EXERCISE:
Find each line that has the string "profit" and give the total, with nothing else.

DATA PROVIDED:
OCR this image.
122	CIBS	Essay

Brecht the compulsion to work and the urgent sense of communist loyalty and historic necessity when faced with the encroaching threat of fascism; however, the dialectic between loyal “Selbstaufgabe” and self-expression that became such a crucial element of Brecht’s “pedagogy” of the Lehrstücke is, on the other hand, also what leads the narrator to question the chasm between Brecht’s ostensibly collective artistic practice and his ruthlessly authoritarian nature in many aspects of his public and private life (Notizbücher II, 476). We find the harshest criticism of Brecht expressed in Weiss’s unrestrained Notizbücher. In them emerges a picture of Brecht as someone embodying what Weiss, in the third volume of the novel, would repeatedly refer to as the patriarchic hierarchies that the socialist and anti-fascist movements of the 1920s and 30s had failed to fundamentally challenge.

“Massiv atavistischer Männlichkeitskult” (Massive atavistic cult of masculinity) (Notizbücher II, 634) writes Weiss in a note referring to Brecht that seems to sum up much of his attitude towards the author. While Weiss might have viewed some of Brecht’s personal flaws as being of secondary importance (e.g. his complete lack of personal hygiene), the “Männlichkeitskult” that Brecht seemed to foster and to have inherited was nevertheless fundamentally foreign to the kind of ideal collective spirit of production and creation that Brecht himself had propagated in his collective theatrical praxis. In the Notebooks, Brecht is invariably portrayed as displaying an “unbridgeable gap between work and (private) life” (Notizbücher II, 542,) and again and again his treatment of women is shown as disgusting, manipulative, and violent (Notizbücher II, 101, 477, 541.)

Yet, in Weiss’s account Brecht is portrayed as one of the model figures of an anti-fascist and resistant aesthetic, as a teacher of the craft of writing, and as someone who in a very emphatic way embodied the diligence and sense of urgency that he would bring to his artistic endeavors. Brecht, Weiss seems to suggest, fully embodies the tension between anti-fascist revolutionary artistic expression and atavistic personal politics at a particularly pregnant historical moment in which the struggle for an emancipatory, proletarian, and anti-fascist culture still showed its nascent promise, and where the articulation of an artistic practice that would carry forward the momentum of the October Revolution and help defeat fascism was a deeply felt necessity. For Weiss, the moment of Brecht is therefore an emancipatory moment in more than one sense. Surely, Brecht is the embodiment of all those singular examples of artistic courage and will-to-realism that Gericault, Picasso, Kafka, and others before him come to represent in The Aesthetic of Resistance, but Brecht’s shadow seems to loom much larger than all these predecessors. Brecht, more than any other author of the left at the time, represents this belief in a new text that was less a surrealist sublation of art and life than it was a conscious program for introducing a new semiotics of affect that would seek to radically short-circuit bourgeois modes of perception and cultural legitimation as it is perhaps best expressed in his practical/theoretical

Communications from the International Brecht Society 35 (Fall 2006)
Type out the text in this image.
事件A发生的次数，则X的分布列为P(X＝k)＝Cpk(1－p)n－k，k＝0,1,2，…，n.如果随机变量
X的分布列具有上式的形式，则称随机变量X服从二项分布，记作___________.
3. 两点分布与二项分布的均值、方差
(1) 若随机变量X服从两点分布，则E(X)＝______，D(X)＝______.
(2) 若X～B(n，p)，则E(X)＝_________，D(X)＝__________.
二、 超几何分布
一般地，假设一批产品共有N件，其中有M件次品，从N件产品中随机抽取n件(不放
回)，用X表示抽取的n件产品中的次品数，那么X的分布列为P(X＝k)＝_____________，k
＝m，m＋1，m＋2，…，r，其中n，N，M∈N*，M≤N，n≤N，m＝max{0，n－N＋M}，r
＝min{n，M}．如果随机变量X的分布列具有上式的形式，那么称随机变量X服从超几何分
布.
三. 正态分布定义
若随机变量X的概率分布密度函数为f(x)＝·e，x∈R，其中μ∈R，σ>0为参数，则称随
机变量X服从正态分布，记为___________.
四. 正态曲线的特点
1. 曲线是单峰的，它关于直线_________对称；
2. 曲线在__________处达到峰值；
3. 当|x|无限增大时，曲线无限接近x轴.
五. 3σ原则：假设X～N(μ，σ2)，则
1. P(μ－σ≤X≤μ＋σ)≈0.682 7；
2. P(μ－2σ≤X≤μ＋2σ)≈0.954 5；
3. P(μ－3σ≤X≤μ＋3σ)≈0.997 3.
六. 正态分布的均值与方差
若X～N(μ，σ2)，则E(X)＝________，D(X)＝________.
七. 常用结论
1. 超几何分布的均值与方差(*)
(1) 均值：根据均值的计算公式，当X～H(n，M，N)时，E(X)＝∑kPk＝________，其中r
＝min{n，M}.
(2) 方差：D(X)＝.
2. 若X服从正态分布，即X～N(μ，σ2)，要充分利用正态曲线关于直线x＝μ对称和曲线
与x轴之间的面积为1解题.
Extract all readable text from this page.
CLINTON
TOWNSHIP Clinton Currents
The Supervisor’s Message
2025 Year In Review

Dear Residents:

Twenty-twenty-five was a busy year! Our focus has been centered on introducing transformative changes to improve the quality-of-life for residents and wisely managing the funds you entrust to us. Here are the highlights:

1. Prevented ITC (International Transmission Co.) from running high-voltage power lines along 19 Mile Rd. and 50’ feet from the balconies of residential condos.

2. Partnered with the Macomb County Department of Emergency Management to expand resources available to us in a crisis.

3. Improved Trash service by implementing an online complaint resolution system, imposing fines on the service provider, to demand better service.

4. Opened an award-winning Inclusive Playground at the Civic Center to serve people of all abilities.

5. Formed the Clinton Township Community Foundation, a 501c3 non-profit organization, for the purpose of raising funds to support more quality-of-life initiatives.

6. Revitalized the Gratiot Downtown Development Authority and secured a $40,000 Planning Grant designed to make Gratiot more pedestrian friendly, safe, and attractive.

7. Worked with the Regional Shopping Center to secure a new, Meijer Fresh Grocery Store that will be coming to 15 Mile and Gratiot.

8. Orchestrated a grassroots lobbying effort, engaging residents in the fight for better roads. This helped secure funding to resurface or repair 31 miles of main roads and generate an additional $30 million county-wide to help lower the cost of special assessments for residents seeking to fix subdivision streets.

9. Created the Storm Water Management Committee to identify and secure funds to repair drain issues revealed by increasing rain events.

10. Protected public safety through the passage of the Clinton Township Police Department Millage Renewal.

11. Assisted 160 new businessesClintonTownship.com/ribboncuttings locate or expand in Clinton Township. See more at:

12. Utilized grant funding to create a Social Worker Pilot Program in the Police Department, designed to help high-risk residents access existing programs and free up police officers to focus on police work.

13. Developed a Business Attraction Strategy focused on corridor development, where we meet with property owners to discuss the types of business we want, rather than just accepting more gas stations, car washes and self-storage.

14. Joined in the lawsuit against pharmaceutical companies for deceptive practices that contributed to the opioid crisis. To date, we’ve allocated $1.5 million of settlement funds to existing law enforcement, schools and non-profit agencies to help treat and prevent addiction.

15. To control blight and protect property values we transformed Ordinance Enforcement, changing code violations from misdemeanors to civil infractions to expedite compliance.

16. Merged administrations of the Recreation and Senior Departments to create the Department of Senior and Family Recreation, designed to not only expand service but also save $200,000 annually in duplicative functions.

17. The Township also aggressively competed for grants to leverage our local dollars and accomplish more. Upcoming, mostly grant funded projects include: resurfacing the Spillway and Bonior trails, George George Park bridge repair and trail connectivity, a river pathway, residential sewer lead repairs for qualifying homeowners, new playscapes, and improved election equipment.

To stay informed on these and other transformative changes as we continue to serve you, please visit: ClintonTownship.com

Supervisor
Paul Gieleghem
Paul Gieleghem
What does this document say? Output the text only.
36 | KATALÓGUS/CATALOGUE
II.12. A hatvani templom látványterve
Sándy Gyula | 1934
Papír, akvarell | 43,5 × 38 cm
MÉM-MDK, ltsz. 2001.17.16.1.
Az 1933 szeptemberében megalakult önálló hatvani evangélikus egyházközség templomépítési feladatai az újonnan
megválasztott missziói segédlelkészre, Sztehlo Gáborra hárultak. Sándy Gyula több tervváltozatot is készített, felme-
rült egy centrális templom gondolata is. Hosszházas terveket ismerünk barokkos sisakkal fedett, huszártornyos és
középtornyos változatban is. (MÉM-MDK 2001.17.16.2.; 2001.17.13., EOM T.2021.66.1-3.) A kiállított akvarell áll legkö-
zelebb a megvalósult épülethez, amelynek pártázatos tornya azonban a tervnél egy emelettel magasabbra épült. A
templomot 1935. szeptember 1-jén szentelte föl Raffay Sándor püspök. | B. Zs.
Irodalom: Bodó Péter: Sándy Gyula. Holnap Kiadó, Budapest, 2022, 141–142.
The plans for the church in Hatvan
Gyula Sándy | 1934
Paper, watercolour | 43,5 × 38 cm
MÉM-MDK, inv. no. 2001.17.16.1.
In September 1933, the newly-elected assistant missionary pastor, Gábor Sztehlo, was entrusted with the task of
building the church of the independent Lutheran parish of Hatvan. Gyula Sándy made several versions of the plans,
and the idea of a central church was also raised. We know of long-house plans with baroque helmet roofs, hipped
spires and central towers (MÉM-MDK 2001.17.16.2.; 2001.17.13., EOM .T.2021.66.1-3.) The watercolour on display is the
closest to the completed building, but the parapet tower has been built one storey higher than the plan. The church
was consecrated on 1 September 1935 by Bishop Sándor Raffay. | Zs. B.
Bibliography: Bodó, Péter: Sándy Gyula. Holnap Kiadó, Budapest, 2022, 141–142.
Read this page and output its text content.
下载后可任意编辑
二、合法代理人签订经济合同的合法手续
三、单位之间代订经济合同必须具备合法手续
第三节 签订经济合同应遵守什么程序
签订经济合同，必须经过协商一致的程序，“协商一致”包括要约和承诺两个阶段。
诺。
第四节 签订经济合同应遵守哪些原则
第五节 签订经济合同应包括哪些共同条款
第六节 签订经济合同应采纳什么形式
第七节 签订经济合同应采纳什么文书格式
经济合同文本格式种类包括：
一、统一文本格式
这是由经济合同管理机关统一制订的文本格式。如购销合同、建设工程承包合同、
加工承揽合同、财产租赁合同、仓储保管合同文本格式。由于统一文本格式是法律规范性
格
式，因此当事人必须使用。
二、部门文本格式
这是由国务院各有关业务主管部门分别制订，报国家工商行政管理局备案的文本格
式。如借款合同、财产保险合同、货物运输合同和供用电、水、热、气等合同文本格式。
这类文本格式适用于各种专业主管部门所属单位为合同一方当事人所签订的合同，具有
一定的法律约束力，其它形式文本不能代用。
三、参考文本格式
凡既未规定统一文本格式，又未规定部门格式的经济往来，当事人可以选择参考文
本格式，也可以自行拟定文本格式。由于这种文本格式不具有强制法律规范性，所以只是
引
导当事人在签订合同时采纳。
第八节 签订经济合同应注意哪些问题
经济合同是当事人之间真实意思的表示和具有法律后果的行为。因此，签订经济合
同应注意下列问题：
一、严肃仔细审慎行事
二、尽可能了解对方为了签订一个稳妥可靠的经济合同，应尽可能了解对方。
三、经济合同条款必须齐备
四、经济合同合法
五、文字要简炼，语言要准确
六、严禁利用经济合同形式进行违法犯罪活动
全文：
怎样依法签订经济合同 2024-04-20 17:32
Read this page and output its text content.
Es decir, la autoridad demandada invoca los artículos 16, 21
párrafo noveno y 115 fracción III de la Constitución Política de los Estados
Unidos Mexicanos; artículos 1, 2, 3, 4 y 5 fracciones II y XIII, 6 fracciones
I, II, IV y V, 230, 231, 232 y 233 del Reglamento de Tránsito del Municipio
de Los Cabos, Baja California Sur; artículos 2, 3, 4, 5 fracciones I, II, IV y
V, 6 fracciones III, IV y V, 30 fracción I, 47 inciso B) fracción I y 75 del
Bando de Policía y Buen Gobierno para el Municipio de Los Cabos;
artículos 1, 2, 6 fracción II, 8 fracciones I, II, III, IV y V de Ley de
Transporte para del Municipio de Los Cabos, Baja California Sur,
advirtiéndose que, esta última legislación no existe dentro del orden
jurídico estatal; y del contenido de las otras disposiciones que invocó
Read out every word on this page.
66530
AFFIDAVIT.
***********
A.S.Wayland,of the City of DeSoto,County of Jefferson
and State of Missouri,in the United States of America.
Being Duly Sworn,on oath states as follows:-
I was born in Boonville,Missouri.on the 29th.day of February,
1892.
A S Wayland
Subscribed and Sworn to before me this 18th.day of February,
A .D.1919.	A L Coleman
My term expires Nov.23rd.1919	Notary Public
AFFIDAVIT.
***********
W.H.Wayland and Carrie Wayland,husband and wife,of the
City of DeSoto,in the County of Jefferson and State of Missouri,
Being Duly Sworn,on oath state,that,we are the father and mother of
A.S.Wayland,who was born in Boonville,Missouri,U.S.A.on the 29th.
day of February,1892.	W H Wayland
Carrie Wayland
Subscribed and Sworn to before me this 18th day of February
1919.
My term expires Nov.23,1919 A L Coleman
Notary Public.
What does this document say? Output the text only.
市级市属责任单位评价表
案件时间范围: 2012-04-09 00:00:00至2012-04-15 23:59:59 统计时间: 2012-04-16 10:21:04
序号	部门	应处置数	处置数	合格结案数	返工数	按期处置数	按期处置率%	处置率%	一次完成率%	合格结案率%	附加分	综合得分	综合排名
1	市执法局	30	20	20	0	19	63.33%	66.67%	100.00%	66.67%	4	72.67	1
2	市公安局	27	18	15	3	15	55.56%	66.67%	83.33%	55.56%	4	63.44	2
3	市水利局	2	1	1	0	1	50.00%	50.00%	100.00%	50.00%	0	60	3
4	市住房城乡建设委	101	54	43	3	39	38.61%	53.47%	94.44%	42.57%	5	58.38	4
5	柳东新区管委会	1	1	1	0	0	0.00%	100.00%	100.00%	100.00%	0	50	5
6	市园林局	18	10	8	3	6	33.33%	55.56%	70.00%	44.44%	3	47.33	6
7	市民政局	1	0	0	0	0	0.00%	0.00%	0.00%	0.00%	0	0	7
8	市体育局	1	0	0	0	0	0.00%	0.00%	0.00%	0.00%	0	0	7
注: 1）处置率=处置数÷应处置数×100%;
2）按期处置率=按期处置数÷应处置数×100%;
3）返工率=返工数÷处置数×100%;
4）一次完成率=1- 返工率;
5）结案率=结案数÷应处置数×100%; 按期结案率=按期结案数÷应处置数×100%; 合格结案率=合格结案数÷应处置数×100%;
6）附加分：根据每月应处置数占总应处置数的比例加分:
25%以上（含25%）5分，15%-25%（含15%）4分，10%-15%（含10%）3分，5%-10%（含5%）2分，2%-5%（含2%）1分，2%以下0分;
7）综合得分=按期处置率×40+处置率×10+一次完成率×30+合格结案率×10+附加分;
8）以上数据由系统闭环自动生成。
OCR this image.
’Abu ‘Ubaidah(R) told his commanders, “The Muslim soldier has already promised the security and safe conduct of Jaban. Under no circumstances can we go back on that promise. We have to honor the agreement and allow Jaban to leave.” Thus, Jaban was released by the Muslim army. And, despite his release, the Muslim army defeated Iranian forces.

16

EXERCISE RESULT:
2